*** Information given ***

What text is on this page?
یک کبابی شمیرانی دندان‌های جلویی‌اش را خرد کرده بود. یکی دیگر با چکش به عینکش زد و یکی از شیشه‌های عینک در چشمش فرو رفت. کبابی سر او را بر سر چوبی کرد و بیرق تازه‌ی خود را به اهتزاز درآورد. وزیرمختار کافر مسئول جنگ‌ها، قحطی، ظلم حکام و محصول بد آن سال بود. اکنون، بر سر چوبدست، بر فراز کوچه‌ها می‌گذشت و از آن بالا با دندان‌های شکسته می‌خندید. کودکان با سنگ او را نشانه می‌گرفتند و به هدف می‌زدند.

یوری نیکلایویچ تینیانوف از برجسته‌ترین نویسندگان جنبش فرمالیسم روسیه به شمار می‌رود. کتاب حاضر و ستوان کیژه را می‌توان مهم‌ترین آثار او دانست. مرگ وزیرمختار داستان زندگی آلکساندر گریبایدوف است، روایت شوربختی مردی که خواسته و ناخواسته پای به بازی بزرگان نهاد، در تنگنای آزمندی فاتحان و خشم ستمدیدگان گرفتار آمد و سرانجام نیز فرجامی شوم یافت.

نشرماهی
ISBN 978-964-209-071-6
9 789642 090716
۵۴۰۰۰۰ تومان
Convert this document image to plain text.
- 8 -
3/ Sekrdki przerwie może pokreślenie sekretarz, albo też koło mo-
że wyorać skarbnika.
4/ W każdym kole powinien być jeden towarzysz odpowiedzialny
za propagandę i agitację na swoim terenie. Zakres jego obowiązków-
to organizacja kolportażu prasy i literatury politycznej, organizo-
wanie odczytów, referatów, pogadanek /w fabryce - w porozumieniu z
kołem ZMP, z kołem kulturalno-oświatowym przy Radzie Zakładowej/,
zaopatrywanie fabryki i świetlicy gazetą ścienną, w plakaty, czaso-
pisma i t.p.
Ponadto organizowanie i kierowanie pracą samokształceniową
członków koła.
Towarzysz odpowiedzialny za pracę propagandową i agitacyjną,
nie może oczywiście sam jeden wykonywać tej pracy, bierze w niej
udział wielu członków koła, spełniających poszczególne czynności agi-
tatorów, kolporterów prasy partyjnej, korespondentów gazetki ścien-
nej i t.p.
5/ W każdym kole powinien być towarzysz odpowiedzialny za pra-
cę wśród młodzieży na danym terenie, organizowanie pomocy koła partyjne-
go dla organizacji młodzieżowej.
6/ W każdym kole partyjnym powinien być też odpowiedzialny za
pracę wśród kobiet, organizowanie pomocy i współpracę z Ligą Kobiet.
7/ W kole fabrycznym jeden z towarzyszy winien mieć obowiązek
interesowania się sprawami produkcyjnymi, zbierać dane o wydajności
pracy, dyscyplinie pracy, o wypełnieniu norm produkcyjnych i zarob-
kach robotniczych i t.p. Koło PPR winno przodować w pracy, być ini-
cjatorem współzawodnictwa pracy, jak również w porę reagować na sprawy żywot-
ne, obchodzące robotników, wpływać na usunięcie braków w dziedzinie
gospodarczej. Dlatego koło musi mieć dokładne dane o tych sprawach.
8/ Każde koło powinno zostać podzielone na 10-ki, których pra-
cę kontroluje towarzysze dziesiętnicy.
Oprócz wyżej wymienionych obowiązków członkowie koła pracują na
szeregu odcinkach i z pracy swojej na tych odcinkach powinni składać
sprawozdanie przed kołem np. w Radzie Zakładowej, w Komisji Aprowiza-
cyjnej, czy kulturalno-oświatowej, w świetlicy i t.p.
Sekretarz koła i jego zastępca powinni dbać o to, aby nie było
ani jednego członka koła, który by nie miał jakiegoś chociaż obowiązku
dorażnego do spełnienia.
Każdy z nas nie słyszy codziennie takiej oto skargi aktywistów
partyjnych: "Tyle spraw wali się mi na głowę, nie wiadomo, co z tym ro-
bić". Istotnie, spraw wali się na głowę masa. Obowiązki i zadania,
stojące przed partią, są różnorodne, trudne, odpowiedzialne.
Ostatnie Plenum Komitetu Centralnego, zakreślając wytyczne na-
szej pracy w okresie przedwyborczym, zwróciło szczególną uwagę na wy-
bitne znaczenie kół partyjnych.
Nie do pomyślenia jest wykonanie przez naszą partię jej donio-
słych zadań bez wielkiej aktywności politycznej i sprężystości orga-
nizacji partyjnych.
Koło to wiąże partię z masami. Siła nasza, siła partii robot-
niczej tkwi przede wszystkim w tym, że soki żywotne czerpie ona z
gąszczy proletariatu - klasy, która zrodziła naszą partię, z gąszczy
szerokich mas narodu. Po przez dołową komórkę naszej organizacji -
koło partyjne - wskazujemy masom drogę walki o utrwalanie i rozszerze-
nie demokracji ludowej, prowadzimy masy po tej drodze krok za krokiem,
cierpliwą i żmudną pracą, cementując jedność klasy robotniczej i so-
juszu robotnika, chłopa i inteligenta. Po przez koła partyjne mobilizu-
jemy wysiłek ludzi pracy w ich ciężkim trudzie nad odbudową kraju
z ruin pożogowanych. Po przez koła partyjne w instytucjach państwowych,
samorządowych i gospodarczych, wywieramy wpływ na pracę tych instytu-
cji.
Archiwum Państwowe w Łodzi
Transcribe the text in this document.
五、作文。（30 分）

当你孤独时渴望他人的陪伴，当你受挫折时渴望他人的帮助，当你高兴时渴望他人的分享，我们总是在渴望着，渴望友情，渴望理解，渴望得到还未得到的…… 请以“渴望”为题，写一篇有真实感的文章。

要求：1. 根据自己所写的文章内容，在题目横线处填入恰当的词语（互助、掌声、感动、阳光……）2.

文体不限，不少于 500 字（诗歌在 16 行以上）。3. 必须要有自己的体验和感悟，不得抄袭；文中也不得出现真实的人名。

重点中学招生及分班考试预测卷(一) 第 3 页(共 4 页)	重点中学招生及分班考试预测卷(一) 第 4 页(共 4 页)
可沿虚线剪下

***

Directions:
Return all of the entries exactly as written.

The completed task:
What text is on this page?
یک کبابی شمیرانی دندان‌های جلویی‌اش را خرد کرده بود. یکی دیگر با چکش به عینکش زد و یکی از شیشه‌های عینک در چشمش فرو رفت. کبابی سر او را بر سر چوبی کرد و بیرق تازه‌ی خود را به اهتزاز درآورد. وزیرمختار کافر مسئول جنگ‌ها، قحطی، ظلم حکام و محصول بد آن سال بود. اکنون، بر سر چوبدست، بر فراز کوچه‌ها می‌گذشت و از آن بالا با دندان‌های شکسته می‌خندید. کودکان با سنگ او را نشانه می‌گرفتند و به هدف می‌زدند.

یوری نیکلایویچ تینیانوف از برجسته‌ترین نویسندگان جنبش فرمالیسم روسیه به شمار می‌رود. کتاب حاضر و ستوان کیژه را می‌توان مهم‌ترین آثار او دانست. مرگ وزیرمختار داستان زندگی آلکساندر گریبایدوف است، روایت شوربختی مردی که خواسته و ناخواسته پای به بازی بزرگان نهاد، در تنگنای آزمندی فاتحان و خشم ستمدیدگان گرفتار آمد و سرانجام نیز فرجامی شوم یافت.

نشرماهی
ISBN 978-964-209-071-6
9 789642 090716
۵۴۰۰۰۰ تومان
Convert this document image to plain text.
- 8 -
3/ Sekrdki przerwie może pokreślenie sekretarz, albo też koło mo-
że wyorać skarbnika.
4/ W każdym kole powinien być jeden towarzysz odpowiedzialny
za propagandę i agitację na swoim terenie. Zakres jego obowiązków-
to organizacja kolportażu prasy i literatury politycznej, organizo-
wanie odczytów, referatów, pogadanek /w fabryce - w porozumieniu z
kołem ZMP, z kołem kulturalno-oświatowym przy Radzie Zakładowej/,
zaopatrywanie fabryki i świetlicy gazetą ścienną, w plakaty, czaso-
pisma i t.p.
Ponadto organizowanie i kierowanie pracą samokształceniową
członków koła.
Towarzysz odpowiedzialny za pracę propagandową i agitacyjną,
nie może oczywiście sam jeden wykonywać tej pracy, bierze w niej
udział wielu członków koła, spełniających poszczególne czynności agi-
tatorów, kolporterów prasy partyjnej, korespondentów gazetki ścien-
nej i t.p.
5/ W każdym kole powinien być towarzysz odpowiedzialny za pra-
cę wśród młodzieży na danym terenie, organizowanie pomocy koła partyjne-
go dla organizacji młodzieżowej.
6/ W każdym kole partyjnym powinien być też odpowiedzialny za
pracę wśród kobiet, organizowanie pomocy i współpracę z Ligą Kobiet.
7/ W kole fabrycznym jeden z towarzyszy winien mieć obowiązek
interesowania się sprawami produkcyjnymi, zbierać dane o wydajności
pracy, dyscyplinie pracy, o wypełnieniu norm produkcyjnych i zarob-
kach robotniczych i t.p. Koło PPR winno przodować w pracy, być ini-
cjatorem współzawodnictwa pracy, jak również w porę reagować na sprawy żywot-
ne, obchodzące robotników, wpływać na usunięcie braków w dziedzinie
gospodarczej. Dlatego koło musi mieć dokładne dane o tych sprawach.
8/ Każde koło powinno zostać podzielone na 10-ki, których pra-
cę kontroluje towarzysze dziesiętnicy.
Oprócz wyżej wymienionych obowiązków członkowie koła pracują na
szeregu odcinkach i z pracy swojej na tych odcinkach powinni składać
sprawozdanie przed kołem np. w Radzie Zakładowej, w Komisji Aprowiza-
cyjnej, czy kulturalno-oświatowej, w świetlicy i t.p.
Sekretarz koła i jego zastępca powinni dbać o to, aby nie było
ani jednego członka koła, który by nie miał jakiegoś chociaż obowiązku
dorażnego do spełnienia.
Każdy z nas nie słyszy codziennie takiej oto skargi aktywistów
partyjnych: "Tyle spraw wali się mi na głowę, nie wiadomo, co z tym ro-
bić". Istotnie, spraw wali się na głowę masa. Obowiązki i zadania,
stojące przed partią, są różnorodne, trudne, odpowiedzialne.
Ostatnie Plenum Komitetu Centralnego, zakreślając wytyczne na-
szej pracy w okresie przedwyborczym, zwróciło szczególną uwagę na wy-
bitne znaczenie kół partyjnych.
Nie do pomyślenia jest wykonanie przez naszą partię jej donio-
słych zadań bez wielkiej aktywności politycznej i sprężystości orga-
nizacji partyjnych.
Koło to wiąże partię z masami. Siła nasza, siła partii robot-
niczej tkwi przede wszystkim w tym, że soki żywotne czerpie ona z
gąszczy proletariatu - klasy, która zrodziła naszą partię, z gąszczy
szerokich mas narodu. Po przez dołową komórkę naszej organizacji -
koło partyjne - wskazujemy masom drogę walki o utrwalanie i rozszerze-
nie demokracji ludowej, prowadzimy masy po tej drodze krok za krokiem,
cierpliwą i żmudną pracą, cementując jedność klasy robotniczej i so-
juszu robotnika, chłopa i inteligenta. Po przez koła partyjne mobilizu-
jemy wysiłek ludzi pracy w ich ciężkim trudzie nad odbudową kraju
z ruin pożogowanych. Po przez koła partyjne w instytucjach państwowych,
samorządowych i gospodarczych, wywieramy wpływ na pracę tych instytu-
cji.
Archiwum Państwowe w Łodzi
Transcribe the text in this document.
五、作文。（30 分）

当你孤独时渴望他人的陪伴，当你受挫折时渴望他人的帮助，当你高兴时渴望他人的分享，我们总是在渴望着，渴望友情，渴望理解，渴望得到还未得到的…… 请以“渴望”为题，写一篇有真实感的文章。

要求：1. 根据自己所写的文章内容，在题目横线处填入恰当的词语（互助、掌声、感动、阳光……）2.

文体不限，不少于 500 字（诗歌在 16 行以上）。3. 必须要有自己的体验和感悟，不得抄袭；文中也不得出现真实的人名。

重点中学招生及分班考试预测卷(一) 第 3 页(共 4 页)	重点中学招生及分班考试预测卷(一) 第 4 页(共 4 页)
可沿虚线剪下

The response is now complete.